Brief: Extract the complete listing and repeat it word for word.

Available data:
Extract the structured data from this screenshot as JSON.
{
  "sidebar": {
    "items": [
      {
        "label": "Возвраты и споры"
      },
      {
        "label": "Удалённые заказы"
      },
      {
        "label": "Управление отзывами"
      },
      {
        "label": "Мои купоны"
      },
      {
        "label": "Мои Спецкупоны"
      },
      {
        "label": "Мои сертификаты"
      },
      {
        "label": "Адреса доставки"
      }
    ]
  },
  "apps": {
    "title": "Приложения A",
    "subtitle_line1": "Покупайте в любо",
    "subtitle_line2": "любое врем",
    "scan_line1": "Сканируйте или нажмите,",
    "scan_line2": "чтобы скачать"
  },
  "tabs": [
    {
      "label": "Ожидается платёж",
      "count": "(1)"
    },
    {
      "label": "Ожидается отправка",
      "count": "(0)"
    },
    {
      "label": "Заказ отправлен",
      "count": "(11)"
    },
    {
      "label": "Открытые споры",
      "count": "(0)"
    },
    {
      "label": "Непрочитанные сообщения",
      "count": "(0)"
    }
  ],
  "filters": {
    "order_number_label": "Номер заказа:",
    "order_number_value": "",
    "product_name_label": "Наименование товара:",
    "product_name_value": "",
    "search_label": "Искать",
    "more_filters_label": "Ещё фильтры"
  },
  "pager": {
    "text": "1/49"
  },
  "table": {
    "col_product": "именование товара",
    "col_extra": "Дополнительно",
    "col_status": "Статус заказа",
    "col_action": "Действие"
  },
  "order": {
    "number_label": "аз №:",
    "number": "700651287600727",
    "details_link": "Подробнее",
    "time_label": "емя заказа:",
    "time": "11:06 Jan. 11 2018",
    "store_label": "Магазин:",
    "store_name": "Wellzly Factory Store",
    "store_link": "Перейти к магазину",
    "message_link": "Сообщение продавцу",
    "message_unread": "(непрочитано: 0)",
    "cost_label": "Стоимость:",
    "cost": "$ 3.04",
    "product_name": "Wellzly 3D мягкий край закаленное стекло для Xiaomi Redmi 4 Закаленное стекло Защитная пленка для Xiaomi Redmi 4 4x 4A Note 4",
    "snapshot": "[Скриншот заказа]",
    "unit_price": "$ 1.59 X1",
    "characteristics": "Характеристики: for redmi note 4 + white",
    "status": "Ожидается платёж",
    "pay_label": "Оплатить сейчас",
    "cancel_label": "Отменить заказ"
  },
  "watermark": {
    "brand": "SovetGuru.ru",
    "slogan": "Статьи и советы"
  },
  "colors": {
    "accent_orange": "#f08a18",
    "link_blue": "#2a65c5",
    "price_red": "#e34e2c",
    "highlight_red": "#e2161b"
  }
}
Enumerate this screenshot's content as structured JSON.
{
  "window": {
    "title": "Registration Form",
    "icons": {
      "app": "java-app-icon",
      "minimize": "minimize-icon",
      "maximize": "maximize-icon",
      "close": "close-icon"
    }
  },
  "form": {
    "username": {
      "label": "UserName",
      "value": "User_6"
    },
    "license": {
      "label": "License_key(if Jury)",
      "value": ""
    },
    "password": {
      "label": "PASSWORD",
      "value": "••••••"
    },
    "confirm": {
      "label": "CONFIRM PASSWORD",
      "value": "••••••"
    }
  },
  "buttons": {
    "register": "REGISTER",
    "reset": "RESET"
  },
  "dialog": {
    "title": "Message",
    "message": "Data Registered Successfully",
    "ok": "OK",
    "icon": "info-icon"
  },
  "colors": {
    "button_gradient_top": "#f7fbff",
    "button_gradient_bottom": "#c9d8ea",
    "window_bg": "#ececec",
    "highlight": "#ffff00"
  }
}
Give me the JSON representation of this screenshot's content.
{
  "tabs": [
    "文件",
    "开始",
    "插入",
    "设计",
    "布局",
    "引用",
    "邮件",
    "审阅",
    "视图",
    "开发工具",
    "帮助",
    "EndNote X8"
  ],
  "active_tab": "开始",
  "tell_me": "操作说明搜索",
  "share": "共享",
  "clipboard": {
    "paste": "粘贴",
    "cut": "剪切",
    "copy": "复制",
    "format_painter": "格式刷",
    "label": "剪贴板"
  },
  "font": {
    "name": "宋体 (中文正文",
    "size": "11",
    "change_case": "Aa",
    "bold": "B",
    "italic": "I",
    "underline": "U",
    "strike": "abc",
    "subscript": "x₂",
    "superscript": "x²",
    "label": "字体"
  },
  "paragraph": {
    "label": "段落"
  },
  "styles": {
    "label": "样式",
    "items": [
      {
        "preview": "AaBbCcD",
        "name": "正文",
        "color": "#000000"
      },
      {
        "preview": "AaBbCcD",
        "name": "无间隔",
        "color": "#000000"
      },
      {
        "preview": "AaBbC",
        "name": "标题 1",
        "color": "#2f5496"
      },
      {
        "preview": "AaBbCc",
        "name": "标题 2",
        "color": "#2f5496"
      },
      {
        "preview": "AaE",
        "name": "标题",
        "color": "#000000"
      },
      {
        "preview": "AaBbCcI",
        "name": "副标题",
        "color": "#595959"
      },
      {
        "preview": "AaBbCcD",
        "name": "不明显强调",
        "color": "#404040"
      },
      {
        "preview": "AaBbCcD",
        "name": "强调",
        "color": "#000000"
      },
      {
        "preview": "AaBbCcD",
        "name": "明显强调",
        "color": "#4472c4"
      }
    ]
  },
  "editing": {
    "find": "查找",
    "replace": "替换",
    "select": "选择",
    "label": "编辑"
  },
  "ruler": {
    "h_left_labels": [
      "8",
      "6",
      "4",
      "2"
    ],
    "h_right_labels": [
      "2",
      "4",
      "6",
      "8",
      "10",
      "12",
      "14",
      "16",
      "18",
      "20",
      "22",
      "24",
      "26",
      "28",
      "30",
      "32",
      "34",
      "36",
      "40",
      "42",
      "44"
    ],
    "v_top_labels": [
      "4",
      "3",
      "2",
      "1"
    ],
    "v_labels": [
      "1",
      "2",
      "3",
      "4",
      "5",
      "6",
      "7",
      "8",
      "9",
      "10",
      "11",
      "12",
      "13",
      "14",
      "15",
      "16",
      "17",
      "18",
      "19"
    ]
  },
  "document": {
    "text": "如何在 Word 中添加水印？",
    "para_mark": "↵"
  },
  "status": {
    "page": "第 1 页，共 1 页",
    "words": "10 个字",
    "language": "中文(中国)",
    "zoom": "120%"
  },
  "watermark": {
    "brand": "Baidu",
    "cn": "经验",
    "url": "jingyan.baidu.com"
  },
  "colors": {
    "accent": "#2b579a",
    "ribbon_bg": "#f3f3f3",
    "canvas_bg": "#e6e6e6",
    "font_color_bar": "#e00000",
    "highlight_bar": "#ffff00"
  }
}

Completed exercise:
Extract the structured data from this screenshot as JSON.
{
  "sidebar": {
    "items": [
      {
        "label": "Возвраты и споры"
      },
      {
        "label": "Удалённые заказы"
      },
      {
        "label": "Управление отзывами"
      },
      {
        "label": "Мои купоны"
      },
      {
        "label": "Мои Спецкупоны"
      },
      {
        "label": "Мои сертификаты"
      },
      {
        "label": "Адреса доставки"
      }
    ]
  },
  "apps": {
    "title": "Приложения A",
    "subtitle_line1": "Покупайте в любо",
    "subtitle_line2": "любое врем",
    "scan_line1": "Сканируйте или нажмите,",
    "scan_line2": "чтобы скачать"
  },
  "tabs": [
    {
      "label": "Ожидается платёж",
      "count": "(1)"
    },
    {
      "label": "Ожидается отправка",
      "count": "(0)"
    },
    {
      "label": "Заказ отправлен",
      "count": "(11)"
    },
    {
      "label": "Открытые споры",
      "count": "(0)"
    },
    {
      "label": "Непрочитанные сообщения",
      "count": "(0)"
    }
  ],
  "filters": {
    "order_number_label": "Номер заказа:",
    "order_number_value": "",
    "product_name_label": "Наименование товара:",
    "product_name_value": "",
    "search_label": "Искать",
    "more_filters_label": "Ещё фильтры"
  },
  "pager": {
    "text": "1/49"
  },
  "table": {
    "col_product": "именование товара",
    "col_extra": "Дополнительно",
    "col_status": "Статус заказа",
    "col_action": "Действие"
  },
  "order": {
    "number_label": "аз №:",
    "number": "700651287600727",
    "details_link": "Подробнее",
    "time_label": "емя заказа:",
    "time": "11:06 Jan. 11 2018",
    "store_label": "Магазин:",
    "store_name": "Wellzly Factory Store",
    "store_link": "Перейти к магазину",
    "message_link": "Сообщение продавцу",
    "message_unread": "(непрочитано: 0)",
    "cost_label": "Стоимость:",
    "cost": "$ 3.04",
    "product_name": "Wellzly 3D мягкий край закаленное стекло для Xiaomi Redmi 4 Закаленное стекло Защитная пленка для Xiaomi Redmi 4 4x 4A Note 4",
    "snapshot": "[Скриншот заказа]",
    "unit_price": "$ 1.59 X1",
    "characteristics": "Характеристики: for redmi note 4 + white",
    "status": "Ожидается платёж",
    "pay_label": "Оплатить сейчас",
    "cancel_label": "Отменить заказ"
  },
  "watermark": {
    "brand": "SovetGuru.ru",
    "slogan": "Статьи и советы"
  },
  "colors": {
    "accent_orange": "#f08a18",
    "link_blue": "#2a65c5",
    "price_red": "#e34e2c",
    "highlight_red": "#e2161b"
  }
}
Enumerate this screenshot's content as structured JSON.
{
  "window": {
    "title": "Registration Form",
    "icons": {
      "app": "java-app-icon",
      "minimize": "minimize-icon",
      "maximize": "maximize-icon",
      "close": "close-icon"
    }
  },
  "form": {
    "username": {
      "label": "UserName",
      "value": "User_6"
    },
    "license": {
      "label": "License_key(if Jury)",
      "value": ""
    },
    "password": {
      "label": "PASSWORD",
      "value": "••••••"
    },
    "confirm": {
      "label": "CONFIRM PASSWORD",
      "value": "••••••"
    }
  },
  "buttons": {
    "register": "REGISTER",
    "reset": "RESET"
  },
  "dialog": {
    "title": "Message",
    "message": "Data Registered Successfully",
    "ok": "OK",
    "icon": "info-icon"
  },
  "colors": {
    "button_gradient_top": "#f7fbff",
    "button_gradient_bottom": "#c9d8ea",
    "window_bg": "#ececec",
    "highlight": "#ffff00"
  }
}
Give me the JSON representation of this screenshot's content.
{
  "tabs": [
    "文件",
    "开始",
    "插入",
    "设计",
    "布局",
    "引用",
    "邮件",
    "审阅",
    "视图",
    "开发工具",
    "帮助",
    "EndNote X8"
  ],
  "active_tab": "开始",
  "tell_me": "操作说明搜索",
  "share": "共享",
  "clipboard": {
    "paste": "粘贴",
    "cut": "剪切",
    "copy": "复制",
    "format_painter": "格式刷",
    "label": "剪贴板"
  },
  "font": {
    "name": "宋体 (中文正文",
    "size": "11",
    "change_case": "Aa",
    "bold": "B",
    "italic": "I",
    "underline": "U",
    "strike": "abc",
    "subscript": "x₂",
    "superscript": "x²",
    "label": "字体"
  },
  "paragraph": {
    "label": "段落"
  },
  "styles": {
    "label": "样式",
    "items": [
      {
        "preview": "AaBbCcD",
        "name": "正文",
        "color": "#000000"
      },
      {
        "preview": "AaBbCcD",
        "name": "无间隔",
        "color": "#000000"
      },
      {
        "preview": "AaBbC",
        "name": "标题 1",
        "color": "#2f5496"
      },
      {
        "preview": "AaBbCc",
        "name": "标题 2",
        "color": "#2f5496"
      },
      {
        "preview": "AaE",
        "name": "标题",
        "color": "#000000"
      },
      {
        "preview": "AaBbCcI",
        "name": "副标题",
        "color": "#595959"
      },
      {
        "preview": "AaBbCcD",
        "name": "不明显强调",
        "color": "#404040"
      },
      {
        "preview": "AaBbCcD",
        "name": "强调",
        "color": "#000000"
      },
      {
        "preview": "AaBbCcD",
        "name": "明显强调",
        "color": "#4472c4"
      }
    ]
  },
  "editing": {
    "find": "查找",
    "replace": "替换",
    "select": "选择",
    "label": "编辑"
  },
  "ruler": {
    "h_left_labels": [
      "8",
      "6",
      "4",
      "2"
    ],
    "h_right_labels": [
      "2",
      "4",
      "6",
      "8",
      "10",
      "12",
      "14",
      "16",
      "18",
      "20",
      "22",
      "24",
      "26",
      "28",
      "30",
      "32",
      "34",
      "36",
      "40",
      "42",
      "44"
    ],
    "v_top_labels": [
      "4",
      "3",
      "2",
      "1"
    ],
    "v_labels": [
      "1",
      "2",
      "3",
      "4",
      "5",
      "6",
      "7",
      "8",
      "9",
      "10",
      "11",
      "12",
      "13",
      "14",
      "15",
      "16",
      "17",
      "18",
      "19"
    ]
  },
  "document": {
    "text": "如何在 Word 中添加水印？",
    "para_mark": "↵"
  },
  "status": {
    "page": "第 1 页，共 1 页",
    "words": "10 个字",
    "language": "中文(中国)",
    "zoom": "120%"
  },
  "watermark": {
    "brand": "Baidu",
    "cn": "经验",
    "url": "jingyan.baidu.com"
  },
  "colors": {
    "accent": "#2b579a",
    "ribbon_bg": "#f3f3f3",
    "canvas_bg": "#e6e6e6",
    "font_color_bar": "#e00000",
    "highlight_bar": "#ffff00"
  }
}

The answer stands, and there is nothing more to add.